### Given data
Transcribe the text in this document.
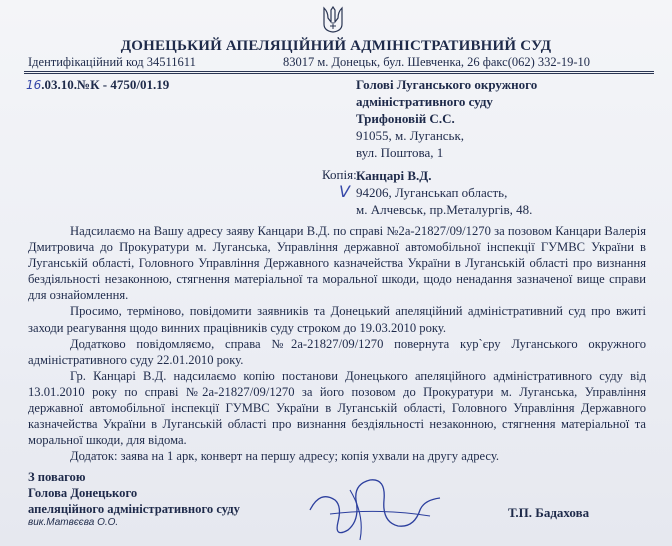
ДОНЕЦЬКИЙ АПЕЛЯЦІЙНИЙ АДМІНІСТРАТИВНИЙ СУД
Ідентифікаційний код 34511611	83017 м. Донецьк, бул. Шевченка, 26 факс(062) 332-19-10
16.03.10.№К - 4750/01.19	Голові Луганського окружного
адміністративного суду
Трифоновій С.С.
91055, м. Луганськ,
вул. Поштова, 1
Копія:
V
Канцарі В.Д.
94206, Луганськап область,
м. Алчевськ, пр.Металургів, 48.

Надсилаємо на Вашу адресу заяву Канцари В.Д. по справі №2а-21827/09/1270 за позовом Канцари Валерія Дмитровича до Прокуратури м. Луганська, Управління державної автомобільної інспекції ГУМВС України в Луганській області, Головного Управління Державного казначейства України в Луганській області про визнання бездіяльності незаконною, стягнення матеріальної та моральної шкоди, щодо ненадання зазначеної вище справи для ознайомлення.

Просимо, терміново, повідомити заявників та Донецький апеляційний адміністративний суд про вжиті заходи реагування щодо винних працівників суду строком до 19.03.2010 року.

Додатково повідомляємо, справа №2а-21827/09/1270 повернута кур`єру Луганського окружного адміністративного суду 22.01.2010 року.

Гр. Канцарі В.Д. надсилаємо копію постанови Донецького апеляційного адміністративного суду від 13.01.2010 року по справі №2а-21827/09/1270 за його позовом до Прокуратури м. Луганська, Управління державної автомобільної інспекції ГУМВС України в Луганській області, Головного Управління Державного казначейства України в Луганській області про визнання бездіяльності незаконною, стягнення матеріальної та моральної шкоди, для відома.

Додаток: заява на 1 арк, конверт на першу адресу; копія ухвали на другу адресу.

З повагою
Голова Донецького
апеляційного адміністративного суду	Т.П. Бадахова
вик.Матвєєва О.О.
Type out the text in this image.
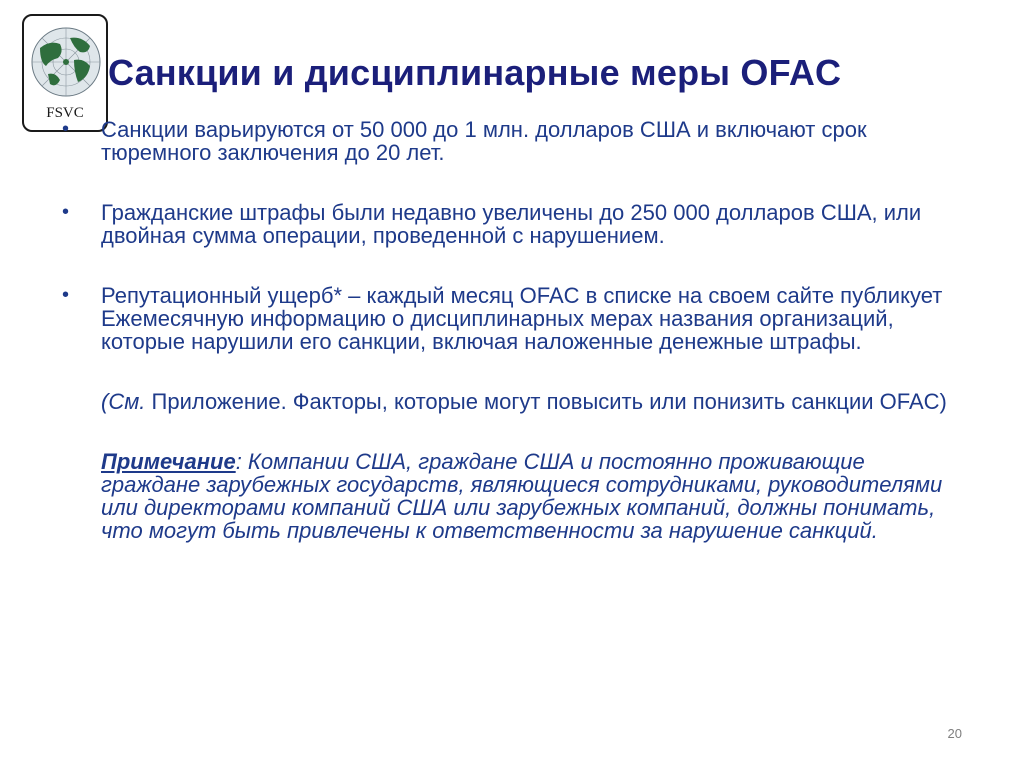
FSVC
Санкции и дисциплинарные меры OFAC
• Санкции варьируются от 50 000 до 1 млн. долларов США и включают срок тюремного заключения до 20 лет.
• Гражданские штрафы были недавно увеличены до 250 000 долларов США, или двойная сумма операции, проведенной с нарушением.
• Репутационный ущерб* – каждый месяц OFAC в списке на своем сайте публикует Ежемесячную информацию о дисциплинарных мерах названия организаций, которые нарушили его санкции, включая наложенные денежные штрафы.
(См. Приложение. Факторы, которые могут повысить или понизить санкции OFAC)
Примечание: Компании США, граждане США и постоянно проживающие граждане зарубежных государств, являющиеся сотрудниками, руководителями или директорами компаний США или зарубежных компаний, должны понимать, что могут быть привлечены к ответственности за нарушение санкций.
20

### Your instructions
Determine how many lines contain the word "окружного" and reply with that number alone.

### Answer for the task
2